● Stated problem:
Wherever "name" appears in a line, copy that line.

Entries from a visual dataset
⁂

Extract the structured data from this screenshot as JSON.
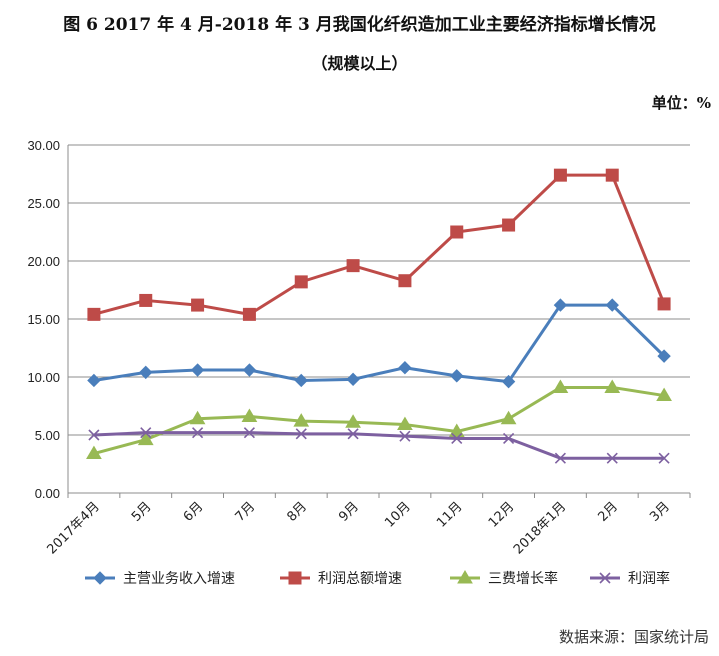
{
  "chart_data": {
    "type": "line",
    "title": "图 6   2017 年 4 月-2018 年 3 月我国化纤织造加工业主要经济指标增长情况",
    "subtitle": "（规模以上）",
    "unit_label": "单位：%",
    "source": "数据来源：国家统计局",
    "categories": [
      "2017年4月",
      "5月",
      "6月",
      "7月",
      "8月",
      "9月",
      "10月",
      "11月",
      "12月",
      "2018年1月",
      "2月",
      "3月"
    ],
    "y_ticks": [
      "30.00",
      "25.00",
      "20.00",
      "15.00",
      "10.00",
      "5.00",
      "0.00"
    ],
    "ylim": [
      0,
      30
    ],
    "grid": true,
    "legend_position": "bottom",
    "series": [
      {
        "name": "主营业务收入增速",
        "color": "#4a7ebb",
        "marker": "diamond",
        "values": [
          9.7,
          10.4,
          10.6,
          10.6,
          9.7,
          9.8,
          10.8,
          10.1,
          9.6,
          16.2,
          16.2,
          11.8
        ]
      },
      {
        "name": "利润总额增速",
        "color": "#be4b48",
        "marker": "square",
        "values": [
          15.4,
          16.6,
          16.2,
          15.4,
          18.2,
          19.6,
          18.3,
          22.5,
          23.1,
          27.4,
          27.4,
          16.3
        ]
      },
      {
        "name": "三费增长率",
        "color": "#98b954",
        "marker": "triangle",
        "values": [
          3.4,
          4.6,
          6.4,
          6.6,
          6.2,
          6.1,
          5.9,
          5.3,
          6.4,
          9.1,
          9.1,
          8.4
        ]
      },
      {
        "name": "利润率",
        "color": "#7d60a0",
        "marker": "x",
        "values": [
          5.0,
          5.2,
          5.2,
          5.2,
          5.1,
          5.1,
          4.9,
          4.7,
          4.7,
          3.0,
          3.0,
          3.0
        ]
      }
    ]
  }
}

⁂

● Response to this exercise:
        "name": "主营业务收入增速",
        "name": "利润总额增速",
        "name": "三费增长率",
        "name": "利润率",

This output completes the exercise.